===== Exercise inputs =====

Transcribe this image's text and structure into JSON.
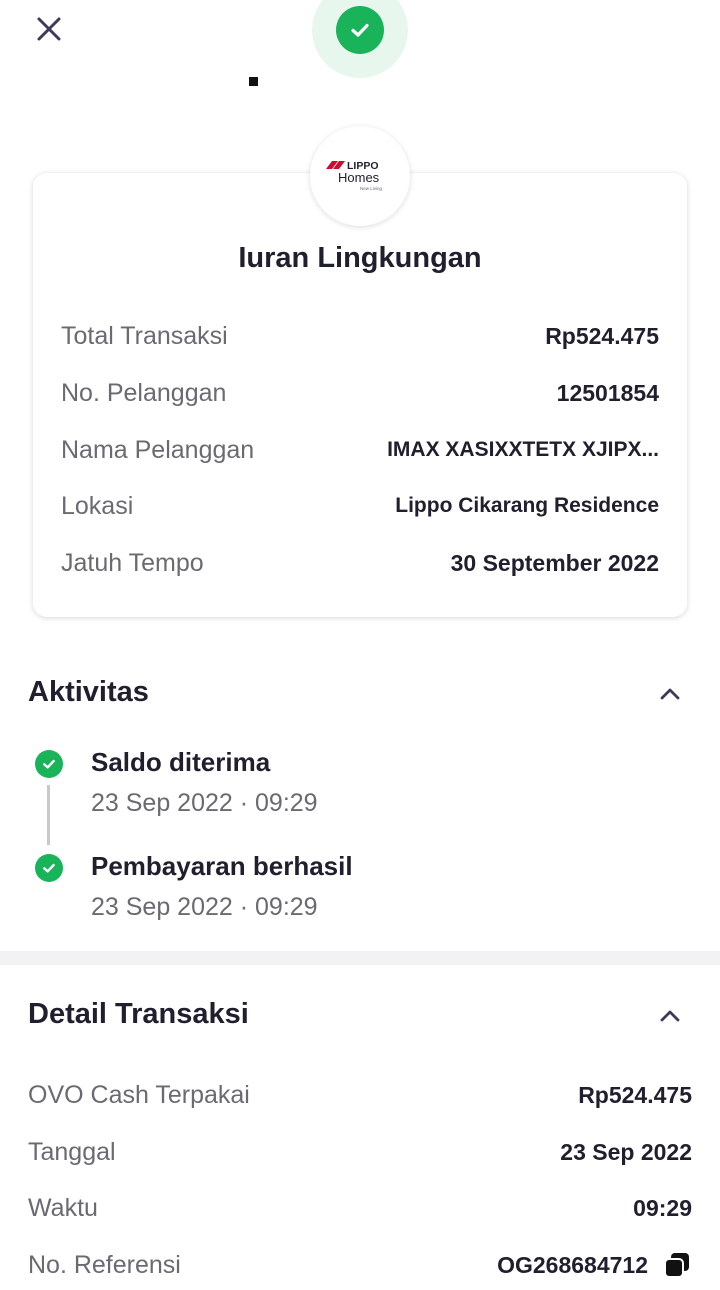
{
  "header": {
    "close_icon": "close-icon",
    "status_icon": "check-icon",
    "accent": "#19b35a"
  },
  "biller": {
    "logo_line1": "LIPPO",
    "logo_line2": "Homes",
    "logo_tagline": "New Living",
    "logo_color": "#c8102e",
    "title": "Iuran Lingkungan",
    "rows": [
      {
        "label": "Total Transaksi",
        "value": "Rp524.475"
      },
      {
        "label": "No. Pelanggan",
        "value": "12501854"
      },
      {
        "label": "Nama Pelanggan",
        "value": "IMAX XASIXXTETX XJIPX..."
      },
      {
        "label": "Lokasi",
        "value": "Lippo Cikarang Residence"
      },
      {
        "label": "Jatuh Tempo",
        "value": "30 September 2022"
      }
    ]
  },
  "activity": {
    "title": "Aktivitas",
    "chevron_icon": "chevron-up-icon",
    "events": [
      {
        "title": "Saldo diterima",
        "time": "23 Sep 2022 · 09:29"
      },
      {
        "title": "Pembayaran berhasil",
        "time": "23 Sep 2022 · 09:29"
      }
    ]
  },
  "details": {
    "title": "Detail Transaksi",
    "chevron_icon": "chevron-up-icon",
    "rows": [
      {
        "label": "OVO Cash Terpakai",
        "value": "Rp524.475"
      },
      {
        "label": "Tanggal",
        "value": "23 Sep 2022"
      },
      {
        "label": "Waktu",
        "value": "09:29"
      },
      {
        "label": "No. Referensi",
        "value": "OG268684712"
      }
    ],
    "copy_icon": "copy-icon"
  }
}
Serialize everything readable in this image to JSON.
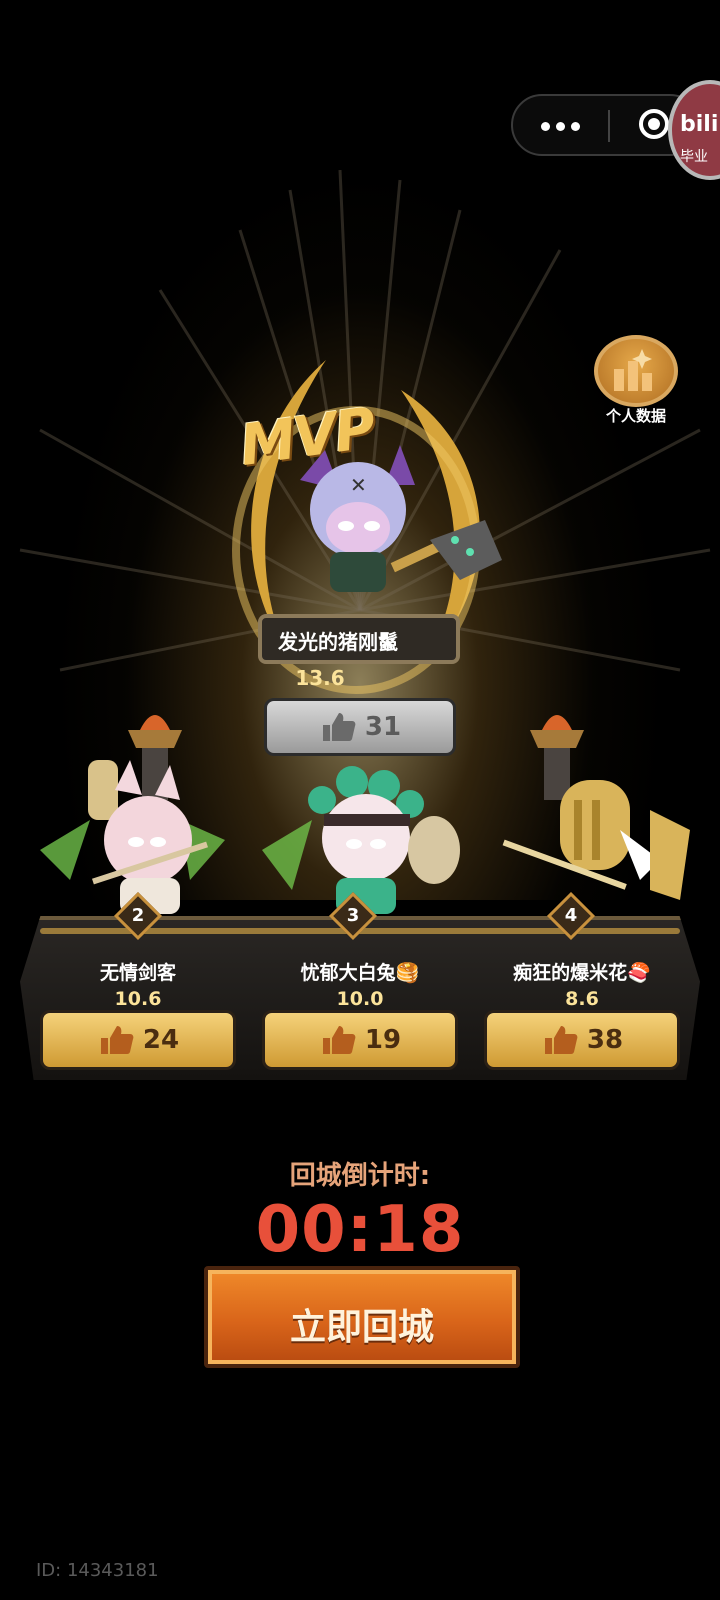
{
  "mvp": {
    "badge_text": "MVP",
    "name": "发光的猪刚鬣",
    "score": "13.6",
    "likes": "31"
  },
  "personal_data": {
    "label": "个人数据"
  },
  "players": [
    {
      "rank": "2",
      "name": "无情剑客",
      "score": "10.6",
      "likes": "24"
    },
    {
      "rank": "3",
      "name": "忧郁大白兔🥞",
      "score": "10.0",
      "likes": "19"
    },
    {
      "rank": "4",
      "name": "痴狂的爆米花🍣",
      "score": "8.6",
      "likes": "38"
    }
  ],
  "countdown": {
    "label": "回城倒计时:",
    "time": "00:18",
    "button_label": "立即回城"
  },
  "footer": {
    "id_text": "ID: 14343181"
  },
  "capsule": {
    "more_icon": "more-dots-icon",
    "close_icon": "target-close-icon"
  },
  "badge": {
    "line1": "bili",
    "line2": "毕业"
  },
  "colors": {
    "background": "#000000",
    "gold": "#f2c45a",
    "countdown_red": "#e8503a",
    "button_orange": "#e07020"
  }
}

=====
===== Exercise inputs =====

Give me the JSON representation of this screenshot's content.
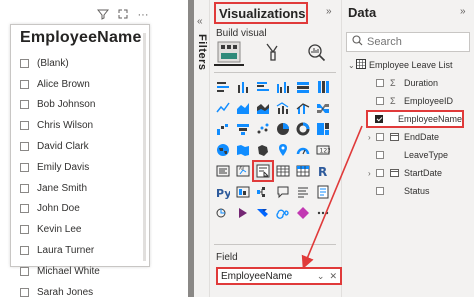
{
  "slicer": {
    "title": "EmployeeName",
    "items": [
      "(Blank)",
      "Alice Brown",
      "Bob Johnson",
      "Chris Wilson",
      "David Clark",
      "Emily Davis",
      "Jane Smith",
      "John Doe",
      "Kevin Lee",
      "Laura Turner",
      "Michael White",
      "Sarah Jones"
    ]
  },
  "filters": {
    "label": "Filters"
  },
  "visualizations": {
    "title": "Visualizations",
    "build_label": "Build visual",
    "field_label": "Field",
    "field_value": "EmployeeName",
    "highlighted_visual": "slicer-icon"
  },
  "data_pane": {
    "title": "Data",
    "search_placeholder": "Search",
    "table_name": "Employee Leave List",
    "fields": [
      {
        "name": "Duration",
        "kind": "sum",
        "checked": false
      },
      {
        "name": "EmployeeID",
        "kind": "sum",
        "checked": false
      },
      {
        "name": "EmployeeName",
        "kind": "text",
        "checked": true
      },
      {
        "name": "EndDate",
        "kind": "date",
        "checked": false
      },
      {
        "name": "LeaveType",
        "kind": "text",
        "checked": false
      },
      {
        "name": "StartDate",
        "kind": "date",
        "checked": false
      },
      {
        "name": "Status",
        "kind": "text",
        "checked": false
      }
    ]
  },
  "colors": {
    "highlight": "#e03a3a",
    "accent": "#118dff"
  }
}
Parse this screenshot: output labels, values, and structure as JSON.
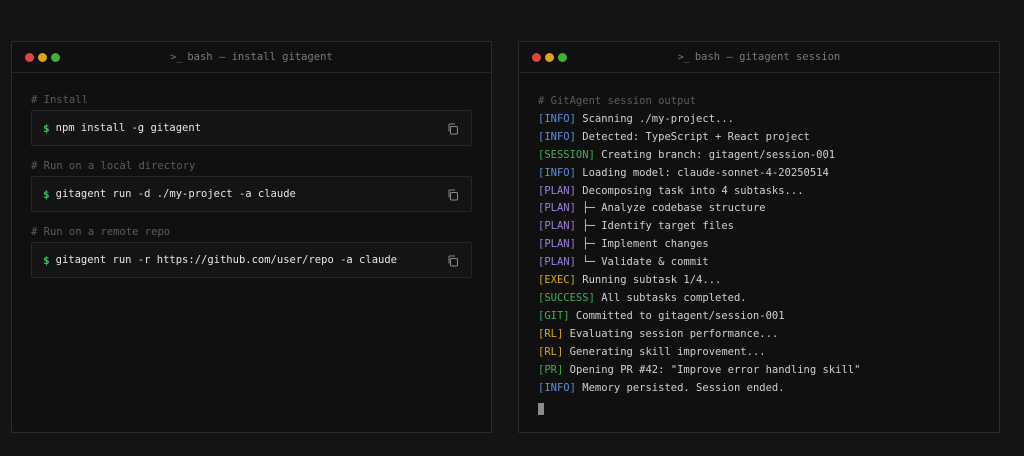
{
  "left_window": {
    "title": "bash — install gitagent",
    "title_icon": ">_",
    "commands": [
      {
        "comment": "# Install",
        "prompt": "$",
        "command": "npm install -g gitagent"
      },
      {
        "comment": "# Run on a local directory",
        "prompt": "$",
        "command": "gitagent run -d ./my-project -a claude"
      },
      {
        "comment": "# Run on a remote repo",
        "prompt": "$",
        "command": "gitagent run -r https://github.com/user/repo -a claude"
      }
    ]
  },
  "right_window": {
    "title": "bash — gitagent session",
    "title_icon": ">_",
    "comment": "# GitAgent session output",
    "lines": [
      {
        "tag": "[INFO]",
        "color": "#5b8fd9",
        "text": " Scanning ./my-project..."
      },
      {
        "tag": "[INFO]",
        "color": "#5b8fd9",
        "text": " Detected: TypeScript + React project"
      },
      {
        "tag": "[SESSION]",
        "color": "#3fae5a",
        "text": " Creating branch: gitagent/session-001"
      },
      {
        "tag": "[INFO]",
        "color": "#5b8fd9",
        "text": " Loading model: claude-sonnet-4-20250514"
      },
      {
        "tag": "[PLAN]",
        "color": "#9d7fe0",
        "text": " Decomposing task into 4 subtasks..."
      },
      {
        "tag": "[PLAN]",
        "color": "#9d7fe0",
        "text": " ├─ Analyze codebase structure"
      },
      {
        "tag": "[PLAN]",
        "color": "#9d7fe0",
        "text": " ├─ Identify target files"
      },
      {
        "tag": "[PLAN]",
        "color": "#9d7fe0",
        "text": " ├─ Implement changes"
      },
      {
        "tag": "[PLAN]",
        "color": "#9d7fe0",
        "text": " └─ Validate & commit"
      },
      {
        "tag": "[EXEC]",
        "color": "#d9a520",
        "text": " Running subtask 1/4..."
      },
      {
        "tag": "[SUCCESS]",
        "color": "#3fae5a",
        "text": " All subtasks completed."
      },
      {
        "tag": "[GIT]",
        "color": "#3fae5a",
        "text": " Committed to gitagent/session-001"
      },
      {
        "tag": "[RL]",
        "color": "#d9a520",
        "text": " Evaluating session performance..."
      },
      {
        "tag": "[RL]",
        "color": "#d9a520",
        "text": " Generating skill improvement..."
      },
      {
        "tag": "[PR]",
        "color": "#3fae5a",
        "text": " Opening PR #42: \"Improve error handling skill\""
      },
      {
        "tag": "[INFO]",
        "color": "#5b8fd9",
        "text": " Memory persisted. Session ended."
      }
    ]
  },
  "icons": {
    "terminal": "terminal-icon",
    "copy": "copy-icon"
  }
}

=====

Instructions to follow:
Wherever the word "bash" occurs in a line of the listing, copy that line.

Final result:
    "title": "bash — install gitagent",
    "title": "bash — gitagent session",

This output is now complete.